# AIM OF THE EXERCISE
Each record that follows should be repeated exactly, minus any images.

Entries from a dataset

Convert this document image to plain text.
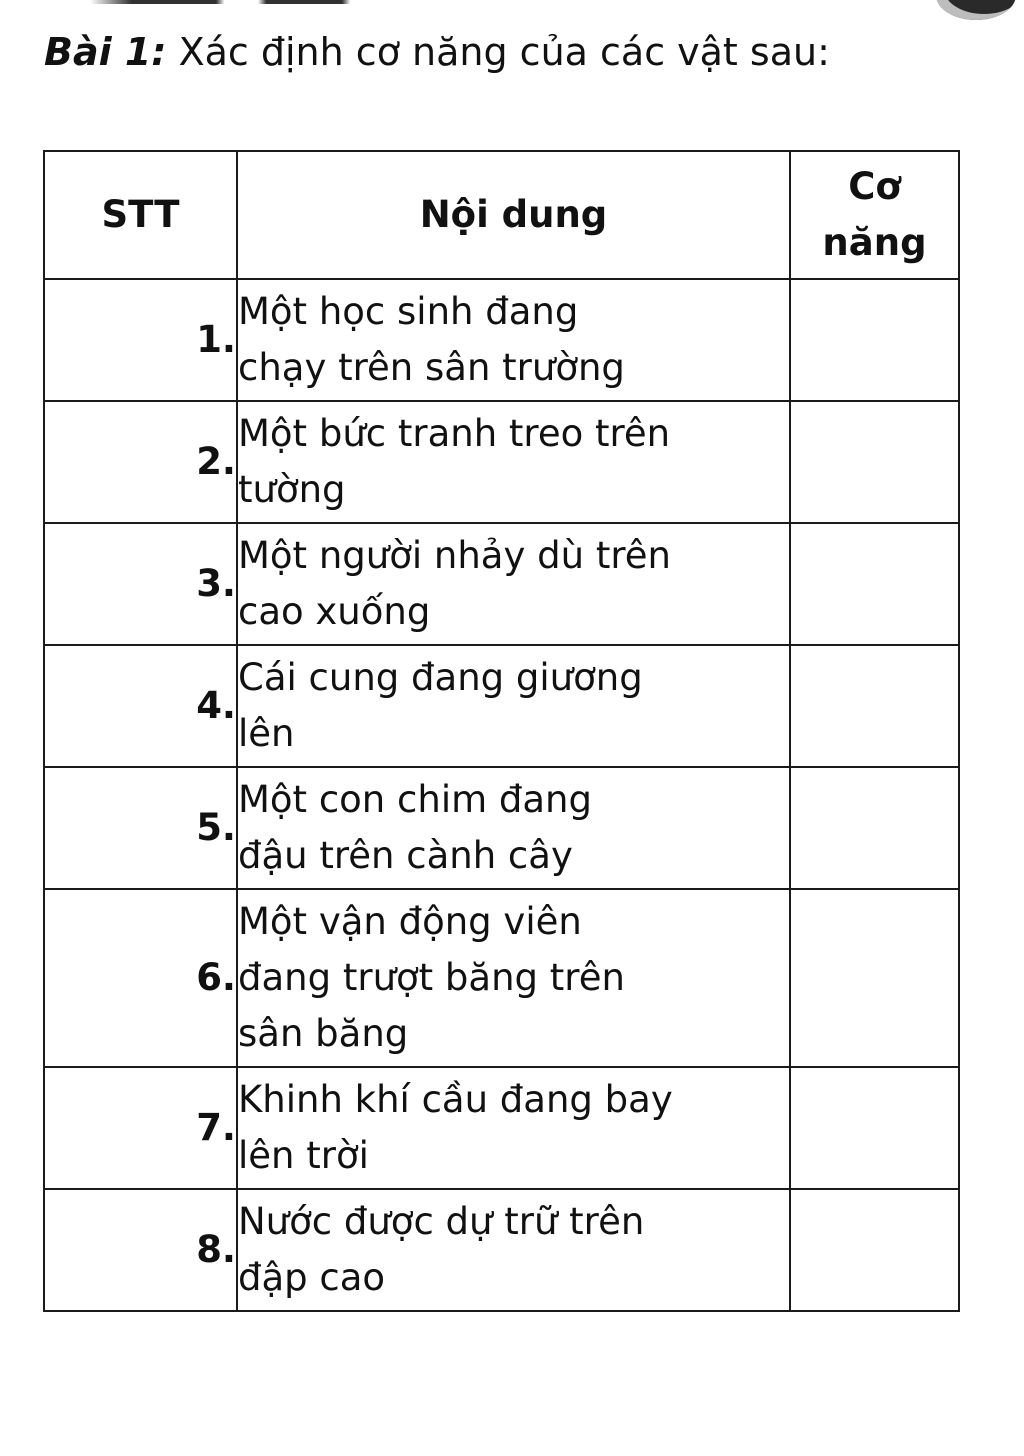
Bài 1: Xác định cơ năng của các vật sau:
STT	Nội dung	Cơ
năng

1.	Một học sinh đang
chạy trên sân trường	

2.	Một bức tranh treo trên
tường	

3.	Một người nhảy dù trên
cao xuống	

4.	Cái cung đang giương
lên	

5.	Một con chim đang
đậu trên cành cây	

6.	Một vận động viên
đang trượt băng trên
sân băng	

7.	Khinh khí cầu đang bay
lên trời	

8.	Nước được dự trữ trên
đập cao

# EXERCISE ANSWER
Convert this document image to plain text.
Bài 1: Xác định cơ năng của các vật sau:
STT	Nội dung	Cơ
năng

1.	Một học sinh đang
chạy trên sân trường	

2.	Một bức tranh treo trên
tường	

3.	Một người nhảy dù trên
cao xuống	

4.	Cái cung đang giương
lên	

5.	Một con chim đang
đậu trên cành cây	

6.	Một vận động viên
đang trượt băng trên
sân băng	

7.	Khinh khí cầu đang bay
lên trời	

8.	Nước được dự trữ trên
đập cao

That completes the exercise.